## begin Provided entries
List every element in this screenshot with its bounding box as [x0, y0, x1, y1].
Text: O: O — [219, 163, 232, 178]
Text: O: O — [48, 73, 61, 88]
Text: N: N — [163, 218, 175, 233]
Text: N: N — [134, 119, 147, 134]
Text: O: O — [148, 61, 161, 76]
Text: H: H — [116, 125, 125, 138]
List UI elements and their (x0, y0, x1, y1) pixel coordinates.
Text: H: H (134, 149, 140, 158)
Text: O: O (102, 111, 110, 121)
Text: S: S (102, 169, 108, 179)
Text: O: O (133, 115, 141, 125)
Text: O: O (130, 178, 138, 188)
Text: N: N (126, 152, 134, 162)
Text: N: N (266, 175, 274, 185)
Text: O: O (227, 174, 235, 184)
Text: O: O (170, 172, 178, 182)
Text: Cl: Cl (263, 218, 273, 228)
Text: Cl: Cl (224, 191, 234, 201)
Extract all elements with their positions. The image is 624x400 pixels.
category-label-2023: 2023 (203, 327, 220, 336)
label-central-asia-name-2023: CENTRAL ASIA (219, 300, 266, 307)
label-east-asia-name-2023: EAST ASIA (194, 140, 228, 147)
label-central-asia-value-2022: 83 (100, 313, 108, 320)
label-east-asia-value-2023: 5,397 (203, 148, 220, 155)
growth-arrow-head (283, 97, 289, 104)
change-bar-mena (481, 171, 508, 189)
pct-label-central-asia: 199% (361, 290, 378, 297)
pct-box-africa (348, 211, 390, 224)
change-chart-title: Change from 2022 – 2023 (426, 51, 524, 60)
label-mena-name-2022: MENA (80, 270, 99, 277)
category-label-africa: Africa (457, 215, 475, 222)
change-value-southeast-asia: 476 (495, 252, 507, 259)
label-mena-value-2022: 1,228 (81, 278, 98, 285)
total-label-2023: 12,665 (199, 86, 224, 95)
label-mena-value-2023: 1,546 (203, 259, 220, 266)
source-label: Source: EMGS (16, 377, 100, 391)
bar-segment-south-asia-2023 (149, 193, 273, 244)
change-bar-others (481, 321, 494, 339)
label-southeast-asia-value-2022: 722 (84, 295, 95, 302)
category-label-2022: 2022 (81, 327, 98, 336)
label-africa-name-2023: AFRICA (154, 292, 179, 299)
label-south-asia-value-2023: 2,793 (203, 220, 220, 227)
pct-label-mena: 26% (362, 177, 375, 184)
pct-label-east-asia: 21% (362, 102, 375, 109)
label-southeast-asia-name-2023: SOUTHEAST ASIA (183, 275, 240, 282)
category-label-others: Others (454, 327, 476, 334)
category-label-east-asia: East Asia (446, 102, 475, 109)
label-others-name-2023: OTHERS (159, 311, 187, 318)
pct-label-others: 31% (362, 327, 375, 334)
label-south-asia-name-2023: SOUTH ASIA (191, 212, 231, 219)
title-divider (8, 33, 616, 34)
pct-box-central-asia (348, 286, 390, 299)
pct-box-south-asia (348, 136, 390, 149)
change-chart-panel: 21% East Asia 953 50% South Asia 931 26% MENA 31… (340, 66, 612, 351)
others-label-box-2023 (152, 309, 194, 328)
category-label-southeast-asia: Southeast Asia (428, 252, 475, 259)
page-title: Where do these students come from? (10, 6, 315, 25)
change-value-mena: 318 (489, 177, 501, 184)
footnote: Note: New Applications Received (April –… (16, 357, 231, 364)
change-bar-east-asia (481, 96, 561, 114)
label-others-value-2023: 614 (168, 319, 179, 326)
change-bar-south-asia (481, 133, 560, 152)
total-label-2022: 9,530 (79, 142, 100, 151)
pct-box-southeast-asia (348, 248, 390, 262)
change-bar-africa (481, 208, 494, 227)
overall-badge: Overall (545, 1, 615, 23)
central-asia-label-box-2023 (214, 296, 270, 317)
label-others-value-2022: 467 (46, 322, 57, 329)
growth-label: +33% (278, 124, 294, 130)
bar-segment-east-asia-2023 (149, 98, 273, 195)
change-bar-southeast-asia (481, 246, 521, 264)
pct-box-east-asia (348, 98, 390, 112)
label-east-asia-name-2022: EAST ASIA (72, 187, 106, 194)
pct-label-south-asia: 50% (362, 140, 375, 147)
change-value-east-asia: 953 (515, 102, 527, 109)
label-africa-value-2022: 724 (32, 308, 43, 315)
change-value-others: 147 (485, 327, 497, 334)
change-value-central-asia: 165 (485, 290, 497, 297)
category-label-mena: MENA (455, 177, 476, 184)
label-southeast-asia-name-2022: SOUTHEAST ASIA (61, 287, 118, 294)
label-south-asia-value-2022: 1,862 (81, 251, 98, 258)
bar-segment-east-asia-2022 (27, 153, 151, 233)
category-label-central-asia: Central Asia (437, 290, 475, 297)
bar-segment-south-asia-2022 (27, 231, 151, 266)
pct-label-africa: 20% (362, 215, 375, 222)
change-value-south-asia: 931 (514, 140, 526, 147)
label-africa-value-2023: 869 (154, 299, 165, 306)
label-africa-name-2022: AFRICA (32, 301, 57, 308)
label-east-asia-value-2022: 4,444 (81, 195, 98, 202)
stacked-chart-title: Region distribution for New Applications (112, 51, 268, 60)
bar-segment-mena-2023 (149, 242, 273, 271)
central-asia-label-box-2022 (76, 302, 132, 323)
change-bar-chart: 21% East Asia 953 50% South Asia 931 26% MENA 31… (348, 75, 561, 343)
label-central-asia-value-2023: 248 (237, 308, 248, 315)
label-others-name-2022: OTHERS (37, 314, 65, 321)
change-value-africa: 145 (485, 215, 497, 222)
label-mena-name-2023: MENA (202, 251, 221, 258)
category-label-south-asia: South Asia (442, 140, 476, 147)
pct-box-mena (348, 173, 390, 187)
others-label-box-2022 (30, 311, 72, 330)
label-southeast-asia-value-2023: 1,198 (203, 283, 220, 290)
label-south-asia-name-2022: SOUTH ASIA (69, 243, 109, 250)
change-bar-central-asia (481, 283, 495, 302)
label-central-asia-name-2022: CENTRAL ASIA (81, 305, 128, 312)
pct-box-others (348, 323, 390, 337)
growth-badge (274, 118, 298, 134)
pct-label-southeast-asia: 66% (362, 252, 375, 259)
## end Provided entries
Direction: Reproduce every line of the listing above, character for character, with nothing changed or left out.

Response to this task:
List every element in this screenshot with its bounding box as [x0, y0, x1, y1].
Text: O: O — [219, 163, 232, 178]
Text: O: O — [48, 73, 61, 88]
Text: N: N — [163, 218, 175, 233]
Text: N: N — [134, 119, 147, 134]
Text: O: O — [148, 61, 161, 76]
Text: H: H — [116, 125, 125, 138]
List UI elements and their (x0, y0, x1, y1) pixel coordinates.
Text: H: H (134, 149, 140, 158)
Text: O: O (102, 111, 110, 121)
Text: S: S (102, 169, 108, 179)
Text: O: O (133, 115, 141, 125)
Text: O: O (130, 178, 138, 188)
Text: N: N (126, 152, 134, 162)
Text: N: N (266, 175, 274, 185)
Text: O: O (227, 174, 235, 184)
Text: O: O (170, 172, 178, 182)
Text: Cl: Cl (263, 218, 273, 228)
Text: Cl: Cl (224, 191, 234, 201)
Extract all elements with their positions. The image is 624x400 pixels.
category-label-2023: 2023 (203, 327, 220, 336)
label-central-asia-name-2023: CENTRAL ASIA (219, 300, 266, 307)
label-east-asia-name-2023: EAST ASIA (194, 140, 228, 147)
label-central-asia-value-2022: 83 (100, 313, 108, 320)
label-east-asia-value-2023: 5,397 (203, 148, 220, 155)
growth-arrow-head (283, 97, 289, 104)
change-bar-mena (481, 171, 508, 189)
pct-label-central-asia: 199% (361, 290, 378, 297)
pct-box-africa (348, 211, 390, 224)
change-chart-title: Change from 2022 – 2023 (426, 51, 524, 60)
label-mena-name-2022: MENA (80, 270, 99, 277)
category-label-africa: Africa (457, 215, 475, 222)
change-value-southeast-asia: 476 (495, 252, 507, 259)
label-mena-value-2022: 1,228 (81, 278, 98, 285)
total-label-2023: 12,665 (199, 86, 224, 95)
label-mena-value-2023: 1,546 (203, 259, 220, 266)
source-label: Source: EMGS (16, 377, 100, 391)
bar-segment-south-asia-2023 (149, 193, 273, 244)
change-bar-others (481, 321, 494, 339)
label-southeast-asia-value-2022: 722 (84, 295, 95, 302)
category-label-2022: 2022 (81, 327, 98, 336)
label-africa-name-2023: AFRICA (154, 292, 179, 299)
label-south-asia-value-2023: 2,793 (203, 220, 220, 227)
pct-label-mena: 26% (362, 177, 375, 184)
pct-label-east-asia: 21% (362, 102, 375, 109)
label-southeast-asia-name-2023: SOUTHEAST ASIA (183, 275, 240, 282)
category-label-others: Others (454, 327, 476, 334)
category-label-east-asia: East Asia (446, 102, 475, 109)
label-others-name-2023: OTHERS (159, 311, 187, 318)
pct-label-others: 31% (362, 327, 375, 334)
label-south-asia-name-2023: SOUTH ASIA (191, 212, 231, 219)
title-divider (8, 33, 616, 34)
pct-box-central-asia (348, 286, 390, 299)
pct-box-south-asia (348, 136, 390, 149)
change-chart-panel: 21% East Asia 953 50% South Asia 931 26% MENA 31… (340, 66, 612, 351)
others-label-box-2023 (152, 309, 194, 328)
category-label-southeast-asia: Southeast Asia (428, 252, 475, 259)
page-title: Where do these students come from? (10, 6, 315, 25)
change-value-mena: 318 (489, 177, 501, 184)
footnote: Note: New Applications Received (April –… (16, 357, 231, 364)
change-bar-east-asia (481, 96, 561, 114)
label-others-value-2023: 614 (168, 319, 179, 326)
change-bar-south-asia (481, 133, 560, 152)
total-label-2022: 9,530 (79, 142, 100, 151)
pct-box-southeast-asia (348, 248, 390, 262)
change-bar-africa (481, 208, 494, 227)
overall-badge: Overall (545, 1, 615, 23)
central-asia-label-box-2023 (214, 296, 270, 317)
label-others-value-2022: 467 (46, 322, 57, 329)
growth-label: +33% (278, 124, 294, 130)
bar-segment-east-asia-2023 (149, 98, 273, 195)
change-bar-southeast-asia (481, 246, 521, 264)
pct-box-east-asia (348, 98, 390, 112)
label-east-asia-name-2022: EAST ASIA (72, 187, 106, 194)
pct-label-south-asia: 50% (362, 140, 375, 147)
change-value-east-asia: 953 (515, 102, 527, 109)
label-africa-value-2022: 724 (32, 308, 43, 315)
change-value-others: 147 (485, 327, 497, 334)
change-value-central-asia: 165 (485, 290, 497, 297)
category-label-mena: MENA (455, 177, 476, 184)
label-southeast-asia-name-2022: SOUTHEAST ASIA (61, 287, 118, 294)
label-south-asia-value-2022: 1,862 (81, 251, 98, 258)
bar-segment-east-asia-2022 (27, 153, 151, 233)
category-label-central-asia: Central Asia (437, 290, 475, 297)
bar-segment-south-asia-2022 (27, 231, 151, 266)
pct-label-africa: 20% (362, 215, 375, 222)
change-value-south-asia: 931 (514, 140, 526, 147)
label-africa-value-2023: 869 (154, 299, 165, 306)
label-africa-name-2022: AFRICA (32, 301, 57, 308)
label-east-asia-value-2022: 4,444 (81, 195, 98, 202)
stacked-chart-title: Region distribution for New Applications (112, 51, 268, 60)
bar-segment-mena-2023 (149, 242, 273, 271)
central-asia-label-box-2022 (76, 302, 132, 323)
change-bar-chart: 21% East Asia 953 50% South Asia 931 26% MENA 31… (348, 75, 561, 343)
label-central-asia-value-2023: 248 (237, 308, 248, 315)
label-others-name-2022: OTHERS (37, 314, 65, 321)
change-value-africa: 145 (485, 215, 497, 222)
label-mena-name-2023: MENA (202, 251, 221, 258)
category-label-south-asia: South Asia (442, 140, 476, 147)
pct-box-mena (348, 173, 390, 187)
others-label-box-2022 (30, 311, 72, 330)
label-southeast-asia-value-2023: 1,198 (203, 283, 220, 290)
label-south-asia-name-2022: SOUTH ASIA (69, 243, 109, 250)
change-bar-central-asia (481, 283, 495, 302)
label-central-asia-name-2022: CENTRAL ASIA (81, 305, 128, 312)
pct-box-others (348, 323, 390, 337)
growth-badge (274, 118, 298, 134)
pct-label-southeast-asia: 66% (362, 252, 375, 259)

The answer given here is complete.